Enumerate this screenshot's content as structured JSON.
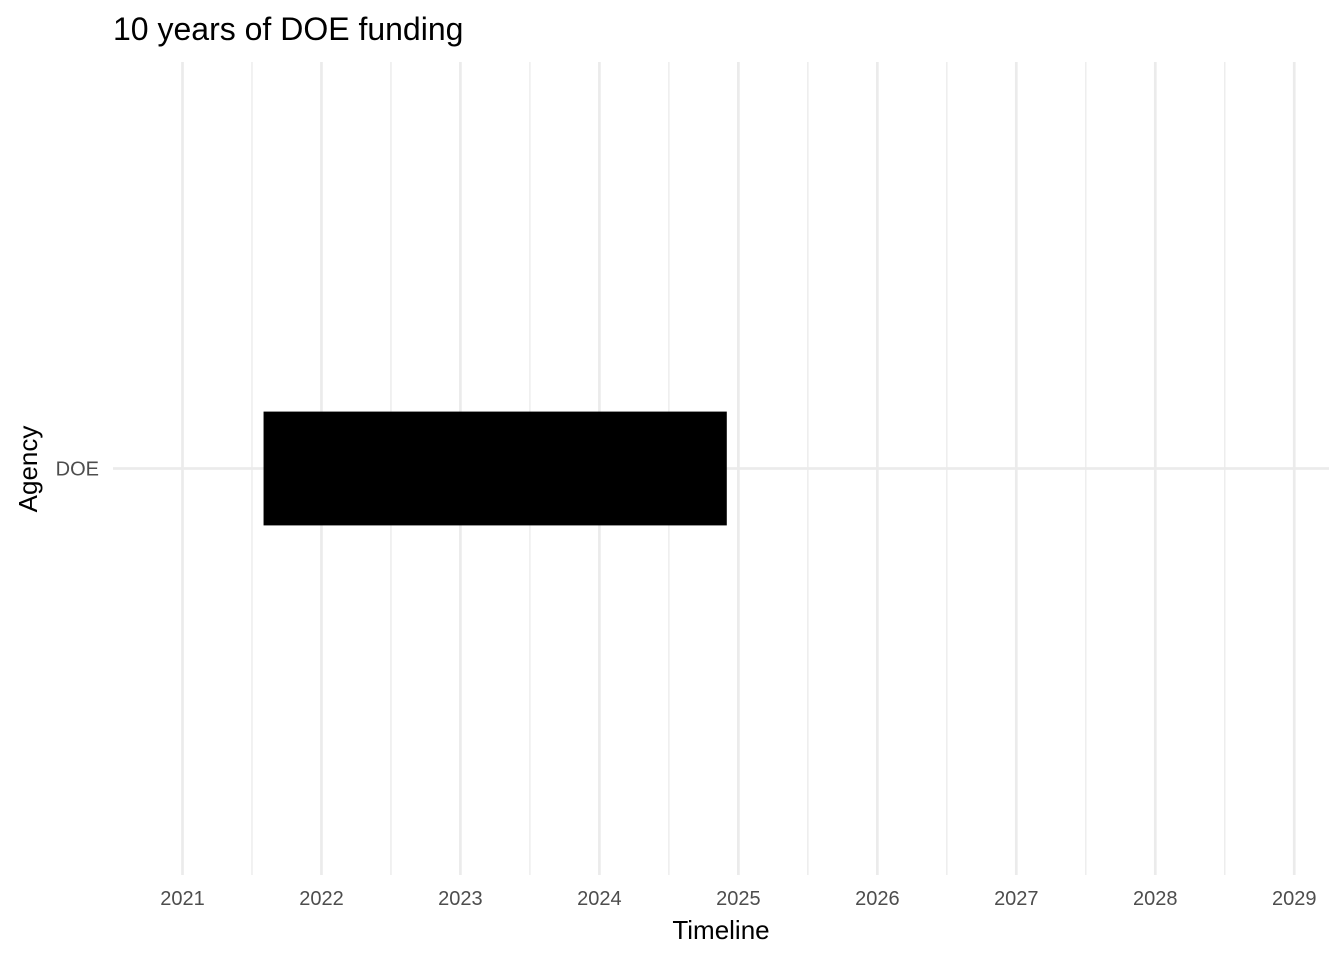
{
  "chart_data": {
    "type": "bar",
    "orientation": "horizontal",
    "title": "10 years of  DOE funding",
    "xlabel": "Timeline",
    "ylabel": "Agency",
    "x_ticks": [
      "2021",
      "2022",
      "2023",
      "2024",
      "2025",
      "2026",
      "2027",
      "2028",
      "2029"
    ],
    "categories": [
      "DOE"
    ],
    "series": [
      {
        "values": [
          {
            "category": "DOE",
            "start": "2021-08",
            "end": "2024-12"
          }
        ]
      }
    ],
    "xlim": [
      "2020-07",
      "2029-04"
    ],
    "grid": true,
    "legend": "none",
    "colors": {
      "bar": "#000000",
      "grid": "#ebebeb",
      "tick_text": "#4d4d4d"
    }
  }
}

- **Exercise instructions**
Leave out the pictures and transcribe the entries above exactly.

- **Answer to this exercise**
Enumerate this screenshot's content as structured JSON.
{
  "chart_data": {
    "type": "bar",
    "orientation": "horizontal",
    "title": "10 years of  DOE funding",
    "xlabel": "Timeline",
    "ylabel": "Agency",
    "x_ticks": [
      "2021",
      "2022",
      "2023",
      "2024",
      "2025",
      "2026",
      "2027",
      "2028",
      "2029"
    ],
    "categories": [
      "DOE"
    ],
    "series": [
      {
        "values": [
          {
            "category": "DOE",
            "start": "2021-08",
            "end": "2024-12"
          }
        ]
      }
    ],
    "xlim": [
      "2020-07",
      "2029-04"
    ],
    "grid": true,
    "legend": "none",
    "colors": {
      "bar": "#000000",
      "grid": "#ebebeb",
      "tick_text": "#4d4d4d"
    }
  }
}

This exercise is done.